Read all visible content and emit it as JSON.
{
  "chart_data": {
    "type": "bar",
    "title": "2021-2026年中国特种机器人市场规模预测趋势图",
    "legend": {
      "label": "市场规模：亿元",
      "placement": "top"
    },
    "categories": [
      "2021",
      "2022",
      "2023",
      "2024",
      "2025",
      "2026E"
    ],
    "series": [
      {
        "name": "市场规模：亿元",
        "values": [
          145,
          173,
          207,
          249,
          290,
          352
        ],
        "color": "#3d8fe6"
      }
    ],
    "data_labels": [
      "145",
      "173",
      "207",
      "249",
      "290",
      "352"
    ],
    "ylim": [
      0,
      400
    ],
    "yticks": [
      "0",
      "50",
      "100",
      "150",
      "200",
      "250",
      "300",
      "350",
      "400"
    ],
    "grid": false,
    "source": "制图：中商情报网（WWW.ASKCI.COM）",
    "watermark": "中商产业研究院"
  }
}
· · ·
### GIVEN INSTRUCTION
Each of the records should be retyped exactly.

### EXERCISE RESULT
Read all visible content and emit it as JSON.
{
  "chart_data": {
    "type": "bar",
    "title": "2021-2026年中国特种机器人市场规模预测趋势图",
    "legend": {
      "label": "市场规模：亿元",
      "placement": "top"
    },
    "categories": [
      "2021",
      "2022",
      "2023",
      "2024",
      "2025",
      "2026E"
    ],
    "series": [
      {
        "name": "市场规模：亿元",
        "values": [
          145,
          173,
          207,
          249,
          290,
          352
        ],
        "color": "#3d8fe6"
      }
    ],
    "data_labels": [
      "145",
      "173",
      "207",
      "249",
      "290",
      "352"
    ],
    "ylim": [
      0,
      400
    ],
    "yticks": [
      "0",
      "50",
      "100",
      "150",
      "200",
      "250",
      "300",
      "350",
      "400"
    ],
    "grid": false,
    "source": "制图：中商情报网（WWW.ASKCI.COM）",
    "watermark": "中商产业研究院"
  }
}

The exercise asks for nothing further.